Written task => Retype, character for character, the lines of the records starting at the one containing "toc-entry[interactable] <box>421 419" and ending at the one containing "toc-entry[interactable] <box>421 821", both included.

Data for this task =>
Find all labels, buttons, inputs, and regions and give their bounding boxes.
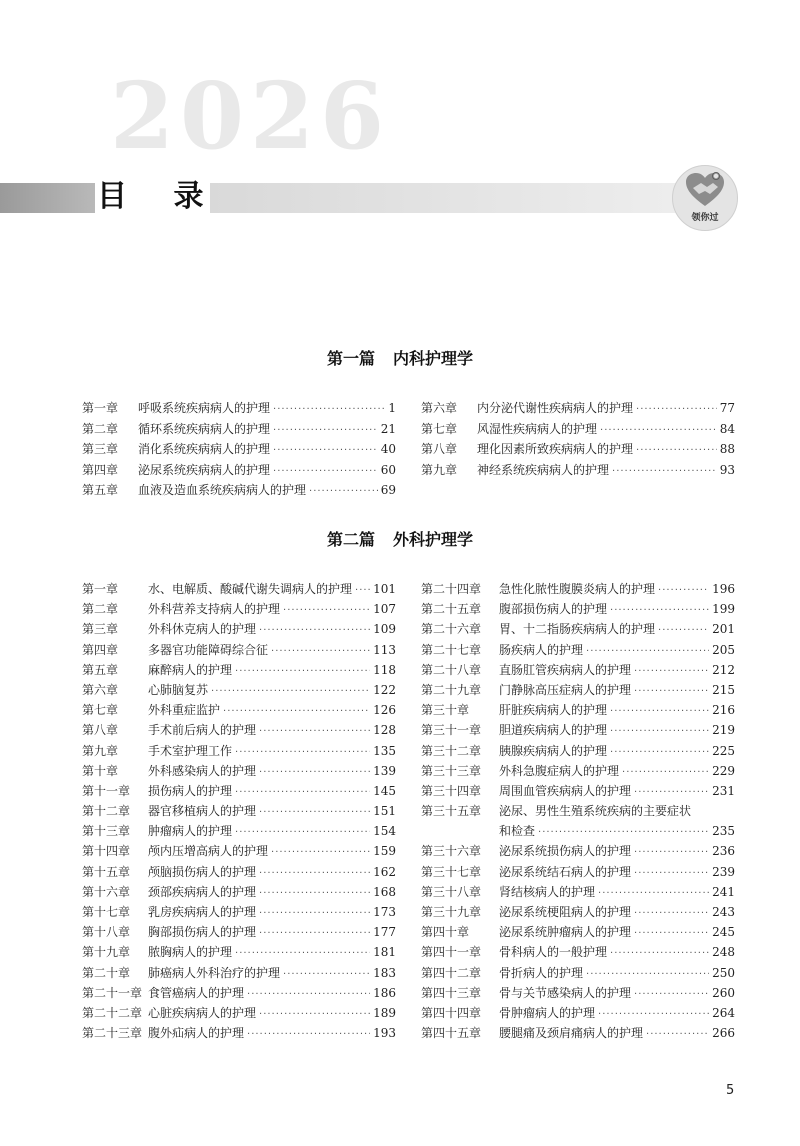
toc-entry[interactable] <box>421 419 735 440</box>
dot-leader <box>259 924 370 944</box>
toc-entry[interactable] <box>421 862 735 882</box>
dot-leader <box>612 462 717 483</box>
page-ref: 186 <box>373 985 396 1000</box>
chapter-title: 水、电解质、酸碱代谢失调病人的护理 <box>148 582 353 596</box>
toc-entry[interactable] <box>82 460 396 481</box>
page-ref: 193 <box>373 1026 396 1041</box>
dot-leader <box>259 621 370 641</box>
page-ref: 159 <box>373 844 396 859</box>
chapter-title: 内分泌代谢性疾病病人的护理 <box>477 401 634 415</box>
chapter-title: 手术前后病人的护理 <box>148 723 257 738</box>
toc-entry[interactable] <box>421 942 735 962</box>
chapter-title: 泌尿系统疾病病人的护理 <box>138 462 271 477</box>
toc-entry[interactable] <box>82 619 396 639</box>
dot-leader <box>586 965 709 985</box>
page-ref: 84 <box>719 421 735 436</box>
page-ref: 250 <box>712 965 735 980</box>
dot-leader <box>273 400 385 421</box>
toc-entry[interactable] <box>421 821 735 841</box>
toc-entry[interactable] <box>82 1003 396 1023</box>
chapter-number: 第八章 <box>82 723 119 738</box>
dot-leader <box>610 743 709 763</box>
chapter-number: 第六章 <box>421 401 458 415</box>
chapter-title: 循环系统疾病病人的护理 <box>138 421 271 436</box>
chapter-number: 第二十一章 <box>82 985 143 1000</box>
page-ref: 264 <box>712 1005 735 1020</box>
chapter-title: 损伤病人的护理 <box>148 783 233 798</box>
chapter-number: 第四十一章 <box>421 945 482 960</box>
chapter-title: 周围血管疾病病人的护理 <box>499 783 632 798</box>
toc-entry[interactable] <box>421 882 735 902</box>
dot-leader <box>235 743 370 763</box>
chapter-number: 第四十三章 <box>421 985 482 1000</box>
dot-leader <box>600 421 717 442</box>
chapter-number: 第三十四章 <box>421 783 482 798</box>
page-ref: 128 <box>373 723 396 738</box>
chapter-title: 腰腿痛及颈肩痛病人的护理 <box>499 1026 644 1041</box>
page-ref: 101 <box>373 582 396 596</box>
chapter-number: 第三十五章 <box>421 804 482 819</box>
toc-entry[interactable] <box>82 640 396 660</box>
toc-entry[interactable] <box>82 841 396 861</box>
chapter-number: 第九章 <box>421 462 458 477</box>
chapter-title: 食管癌病人的护理 <box>148 985 245 1000</box>
dot-leader <box>259 1005 370 1025</box>
toc-entry[interactable] <box>421 599 735 619</box>
toc-entry[interactable] <box>421 983 735 1003</box>
toc-entry[interactable] <box>82 761 396 781</box>
chapter-title: 胰腺疾病病人的护理 <box>499 743 608 758</box>
chapter-number: 第四章 <box>82 642 119 657</box>
chapter-number: 第二章 <box>82 421 119 436</box>
page-ref: 145 <box>373 783 396 798</box>
part-1-left-column <box>82 398 396 501</box>
handshake-heart-icon <box>683 170 727 210</box>
page-ref: 215 <box>712 682 735 697</box>
page-ref: 177 <box>373 925 396 940</box>
toc-entry[interactable] <box>421 640 735 660</box>
page-ref: 1 <box>388 401 396 415</box>
chapter-number: 第八章 <box>421 442 458 456</box>
chapter-title: 泌尿、男性生殖系统疾病的主要症状 <box>499 804 692 819</box>
chapter-number: 第三十七章 <box>421 864 482 879</box>
toc-entry[interactable] <box>421 801 735 821</box>
chapter-number: 第七章 <box>421 421 458 436</box>
page-ref: 21 <box>380 421 396 436</box>
dot-leader <box>235 662 370 682</box>
chapter-title: 乳房疾病病人的护理 <box>148 905 257 919</box>
chapter-title: 肠疾病人的护理 <box>499 642 584 657</box>
toc-entry[interactable] <box>82 963 396 983</box>
page-ref: 77 <box>719 401 735 415</box>
dot-leader <box>211 682 370 702</box>
chapter-number: 第五章 <box>82 483 119 497</box>
dot-leader <box>247 1025 370 1045</box>
chapter-title: 呼吸系统疾病病人的护理 <box>138 401 271 415</box>
chapter-number: 第十九章 <box>82 945 131 960</box>
page-ref: 248 <box>712 945 735 960</box>
page-ref: 113 <box>373 642 396 657</box>
toc-entry[interactable] <box>421 841 735 861</box>
page-ref: 40 <box>380 442 396 456</box>
chapter-title: 脓胸病人的护理 <box>148 945 233 960</box>
chapter-title: 器官移植病人的护理 <box>148 804 257 819</box>
logo-text: 领你过 <box>691 213 719 223</box>
page-ref: 231 <box>712 783 735 798</box>
toc-entry[interactable] <box>421 619 735 639</box>
dot-leader <box>622 763 709 783</box>
toc-entry[interactable] <box>421 460 735 481</box>
toc-entry[interactable] <box>82 942 396 962</box>
page-ref: 60 <box>380 462 396 477</box>
part-1-title <box>0 346 800 369</box>
chapter-number: 第二十二章 <box>82 1005 143 1020</box>
chapter-number: 第十一章 <box>82 783 131 798</box>
toc-entry[interactable] <box>421 680 735 700</box>
dot-leader <box>634 662 709 682</box>
chapter-number: 第五章 <box>82 662 119 677</box>
chapter-number: 第十四章 <box>82 844 131 859</box>
chapter-title: 肝脏疾病病人的护理 <box>499 703 608 718</box>
chapter-title: 骨科病人的一般护理 <box>499 945 608 960</box>
dot-leader <box>634 783 709 803</box>
toc-entry[interactable] <box>82 862 396 882</box>
dot-leader <box>273 462 378 483</box>
chapter-title: 和检查 <box>499 824 536 839</box>
dot-leader <box>271 843 370 863</box>
title-band-left <box>0 183 95 213</box>
chapter-title: 麻醉病人的护理 <box>148 662 233 677</box>
toc-entry[interactable] <box>82 579 396 599</box>
chapter-number: 第二十五章 <box>421 602 482 617</box>
toc-entry[interactable] <box>82 741 396 761</box>
chapter-title: 心肺脑复苏 <box>148 682 209 697</box>
dot-leader <box>634 682 709 702</box>
chapter-title: 风湿性疾病病人的护理 <box>477 421 598 436</box>
dot-leader <box>235 783 370 803</box>
page-ref: 236 <box>712 844 735 859</box>
chapter-title: 腹部损伤病人的护理 <box>499 602 608 617</box>
chapter-number: 第二十四章 <box>421 582 482 596</box>
chapter-title: 消化系统疾病病人的护理 <box>138 442 271 456</box>
page-number: 5 <box>726 1083 735 1098</box>
chapter-title: 外科休克病人的护理 <box>148 622 257 637</box>
chapter-number: 第三十九章 <box>421 905 482 919</box>
chapter-number: 第四十章 <box>421 925 470 940</box>
chapter-number: 第十三章 <box>82 824 131 839</box>
chapter-title: 直肠肛管疾病病人的护理 <box>499 662 632 677</box>
chapter-number: 第七章 <box>82 703 119 718</box>
page-ref: 245 <box>712 925 735 940</box>
toc-entry[interactable] <box>421 741 735 761</box>
chapter-title: 肿瘤病人的护理 <box>148 824 233 839</box>
part-1-number: 第一篇 <box>326 349 375 368</box>
page-ref: 69 <box>380 483 396 497</box>
chapter-title: 胸部损伤病人的护理 <box>148 925 257 940</box>
dot-leader <box>235 944 370 964</box>
chapter-number: 第六章 <box>82 682 119 697</box>
chapter-number: 第二十章 <box>82 965 131 980</box>
page-ref: 162 <box>373 864 396 879</box>
chapter-title: 外科急腹症病人的护理 <box>499 763 620 778</box>
dot-leader <box>646 1025 709 1045</box>
part-1-name: 内科护理学 <box>393 349 474 368</box>
chapter-title: 神经系统疾病病人的护理 <box>477 462 610 477</box>
toc-entry[interactable] <box>82 1023 396 1043</box>
part-2-number: 第二篇 <box>326 530 375 549</box>
dot-leader <box>355 581 370 601</box>
page-ref: 201 <box>712 622 735 637</box>
chapter-title: 肾结核病人的护理 <box>499 884 596 899</box>
page-ref: 260 <box>712 985 735 1000</box>
dot-leader <box>259 904 370 924</box>
toc-entry[interactable] <box>421 761 735 781</box>
page-ref: 107 <box>373 602 396 617</box>
dot-leader <box>634 904 709 924</box>
page-ref: 122 <box>373 682 396 697</box>
dot-leader <box>610 601 709 621</box>
dot-leader <box>610 722 709 742</box>
chapter-number: 第三十二章 <box>421 743 482 758</box>
toc-entry[interactable] <box>82 801 396 821</box>
chapter-number: 第二十七章 <box>421 642 482 657</box>
toc-entry[interactable] <box>421 660 735 680</box>
dot-leader <box>235 823 370 843</box>
toc-entry[interactable] <box>421 902 735 922</box>
page-ref: 219 <box>712 723 735 738</box>
page-ref: 109 <box>373 622 396 637</box>
chapter-number: 第十八章 <box>82 925 131 940</box>
page-ref: 235 <box>712 824 735 839</box>
page-ref: 88 <box>719 442 735 456</box>
page-ref: 266 <box>712 1026 735 1041</box>
toc-entry[interactable] <box>82 922 396 942</box>
dot-leader <box>259 722 370 742</box>
chapter-number: 第十五章 <box>82 864 131 879</box>
toc-entry[interactable] <box>421 963 735 983</box>
toc-entry[interactable] <box>82 781 396 801</box>
chapter-number: 第四十四章 <box>421 1005 482 1020</box>
chapter-title: 心脏疾病病人的护理 <box>148 1005 257 1020</box>
chapter-title: 理化因素所致疾病病人的护理 <box>477 442 634 456</box>
toc-entry[interactable] <box>82 720 396 740</box>
dot-leader <box>634 985 709 1005</box>
page-ref: 196 <box>712 582 735 596</box>
page-ref: 126 <box>373 703 396 718</box>
toc-entry[interactable] <box>82 419 396 440</box>
chapter-title: 骨肿瘤病人的护理 <box>499 1005 596 1020</box>
toc-entry[interactable] <box>421 700 735 720</box>
toc-entry[interactable] <box>82 660 396 680</box>
page-ref: 154 <box>373 824 396 839</box>
chapter-number: 第三章 <box>82 442 119 456</box>
chapter-number: 第二十八章 <box>421 662 482 677</box>
chapter-number: 第二十三章 <box>82 1026 143 1041</box>
page-ref: 139 <box>373 763 396 778</box>
chapter-number: 第二十九章 <box>421 682 482 697</box>
dot-leader <box>636 441 717 462</box>
chapter-title: 胃、十二指肠疾病病人的护理 <box>499 622 656 637</box>
toc-entry[interactable] <box>82 902 396 922</box>
toc-entry[interactable] <box>82 599 396 619</box>
chapter-title: 胆道疾病病人的护理 <box>499 723 608 738</box>
part-2-left-column <box>82 579 396 1043</box>
dot-leader <box>610 944 709 964</box>
chapter-title: 泌尿系统结石病人的护理 <box>499 864 632 879</box>
chapter-title: 肺癌病人外科治疗的护理 <box>148 965 281 980</box>
dot-leader <box>283 601 370 621</box>
dot-leader <box>271 642 370 662</box>
page-ref: 205 <box>712 642 735 657</box>
page-ref: 212 <box>712 662 735 677</box>
chapter-title: 血液及造血系统疾病病人的护理 <box>138 483 307 497</box>
page-ref: 173 <box>373 905 396 919</box>
chapter-title: 门静脉高压症病人的护理 <box>499 682 632 697</box>
dot-leader <box>273 421 378 442</box>
dot-leader <box>610 702 709 722</box>
chapter-number: 第九章 <box>82 743 119 758</box>
dot-leader <box>247 985 370 1005</box>
chapter-title: 急性化脓性腹膜炎病人的护理 <box>499 582 656 596</box>
chapter-number: 第十章 <box>82 763 119 778</box>
chapter-number: 第二十六章 <box>421 622 482 637</box>
chapter-number: 第一章 <box>82 401 119 415</box>
toc-entry[interactable] <box>82 821 396 841</box>
dot-leader <box>598 1005 709 1025</box>
chapter-number: 第一章 <box>82 582 119 596</box>
page-ref: 189 <box>373 1005 396 1020</box>
chapter-number: 第三十章 <box>421 703 470 718</box>
dot-leader <box>598 884 709 904</box>
chapter-number: 第十七章 <box>82 905 131 919</box>
dot-leader <box>273 441 378 462</box>
page-ref: 216 <box>712 703 735 718</box>
toc-entry[interactable] <box>82 480 396 501</box>
chapter-title: 颈部疾病病人的护理 <box>148 884 257 899</box>
toc-entry[interactable] <box>82 983 396 1003</box>
dot-leader <box>223 702 370 722</box>
chapter-title: 骨折病人的护理 <box>499 965 584 980</box>
toc-entry[interactable] <box>421 922 735 942</box>
chapter-title: 外科重症监护 <box>148 703 221 718</box>
chapter-title: 外科营养支持病人的护理 <box>148 602 281 617</box>
chapter-title: 颅脑损伤病人的护理 <box>148 864 257 879</box>
page-ref: 239 <box>712 864 735 879</box>
toc-entry[interactable] <box>421 781 735 801</box>
dot-leader <box>309 482 378 503</box>
dot-leader <box>634 843 709 863</box>
chapter-title: 手术室护理工作 <box>148 743 233 758</box>
chapter-number: 第三章 <box>82 622 119 637</box>
dot-leader <box>259 884 370 904</box>
year-watermark: 2026 <box>110 62 391 170</box>
chapter-title: 多器官功能障碍综合征 <box>148 642 269 657</box>
page-ref: 181 <box>373 945 396 960</box>
page-ref: 183 <box>373 965 396 980</box>
page-ref: 241 <box>712 884 735 899</box>
dot-leader <box>658 581 709 601</box>
toc-entry[interactable] <box>82 882 396 902</box>
chapter-title: 骨与关节感染病人的护理 <box>499 985 632 1000</box>
dot-leader <box>259 803 370 823</box>
chapter-title: 外科感染病人的护理 <box>148 763 257 778</box>
dot-leader <box>283 965 370 985</box>
brand-logo <box>672 165 738 231</box>
chapter-title: 泌尿系统肿瘤病人的护理 <box>499 925 632 940</box>
dot-leader <box>538 823 709 843</box>
toc-entry[interactable] <box>421 439 735 460</box>
chapter-title: 泌尿系统损伤病人的护理 <box>499 844 632 859</box>
toc-entry[interactable] <box>421 720 735 740</box>
page-ref: 118 <box>373 662 396 677</box>
page-title: 目 录 <box>97 179 222 214</box>
page-ref: 229 <box>712 763 735 778</box>
dot-leader <box>259 763 370 783</box>
toc-entry[interactable] <box>82 398 396 419</box>
toc-entry[interactable] <box>82 439 396 460</box>
chapter-number: 第三十三章 <box>421 763 482 778</box>
part-2-name: 外科护理学 <box>393 530 474 549</box>
chapter-title: 颅内压增高病人的护理 <box>148 844 269 859</box>
toc-entry[interactable] <box>421 579 735 599</box>
part-2-title <box>0 527 800 550</box>
toc-entry[interactable] <box>82 680 396 700</box>
dot-leader <box>259 864 370 884</box>
chapter-number: 第三十一章 <box>421 723 482 738</box>
part-1-right-column <box>421 398 735 480</box>
page-ref: 168 <box>373 884 396 899</box>
page-ref: 225 <box>712 743 735 758</box>
chapter-number: 第四章 <box>82 462 119 477</box>
page-ref: 199 <box>712 602 735 617</box>
dot-leader <box>634 924 709 944</box>
toc-entry[interactable] <box>82 700 396 720</box>
chapter-title: 泌尿系统梗阻病人的护理 <box>499 905 632 919</box>
chapter-number: 第三十八章 <box>421 884 482 899</box>
chapter-number: 第四十五章 <box>421 1026 482 1041</box>
page-ref: 135 <box>373 743 396 758</box>
dot-leader <box>658 621 709 641</box>
toc-entry[interactable] <box>421 398 735 419</box>
page-ref: 93 <box>719 462 735 477</box>
chapter-number: 第三十六章 <box>421 844 482 859</box>
chapter-number: 第十二章 <box>82 804 131 819</box>
chapter-number: 第二章 <box>82 602 119 617</box>
chapter-title: 腹外疝病人的护理 <box>148 1026 245 1041</box>
dot-leader <box>586 642 709 662</box>
chapter-number: 第十六章 <box>82 884 131 899</box>
page-ref: 243 <box>712 905 735 919</box>
part-2-right-column <box>421 579 735 1043</box>
toc-entry[interactable] <box>421 1003 735 1023</box>
toc-entry[interactable] <box>421 1023 735 1043</box>
title-band-right <box>210 183 715 213</box>
dot-leader <box>636 400 717 421</box>
page-ref: 151 <box>373 804 396 819</box>
dot-leader <box>634 864 709 884</box>
chapter-number: 第四十二章 <box>421 965 482 980</box>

Task solution =>
toc-entry[interactable] <box>421 419 735 440</box>
dot-leader <box>259 924 370 944</box>
toc-entry[interactable] <box>421 862 735 882</box>
dot-leader <box>612 462 717 483</box>
page-ref: 186 <box>373 985 396 1000</box>
chapter-title: 水、电解质、酸碱代谢失调病人的护理 <box>148 582 353 596</box>
toc-entry[interactable] <box>82 460 396 481</box>
page-ref: 193 <box>373 1026 396 1041</box>
dot-leader <box>259 621 370 641</box>
page-ref: 159 <box>373 844 396 859</box>
chapter-title: 内分泌代谢性疾病病人的护理 <box>477 401 634 415</box>
chapter-title: 手术前后病人的护理 <box>148 723 257 738</box>
toc-entry[interactable] <box>421 942 735 962</box>
chapter-title: 泌尿系统疾病病人的护理 <box>138 462 271 477</box>
toc-entry[interactable] <box>82 619 396 639</box>
dot-leader <box>586 965 709 985</box>
page-ref: 84 <box>719 421 735 436</box>
page-ref: 250 <box>712 965 735 980</box>
dot-leader <box>273 400 385 421</box>
toc-entry[interactable] <box>421 821 735 841</box>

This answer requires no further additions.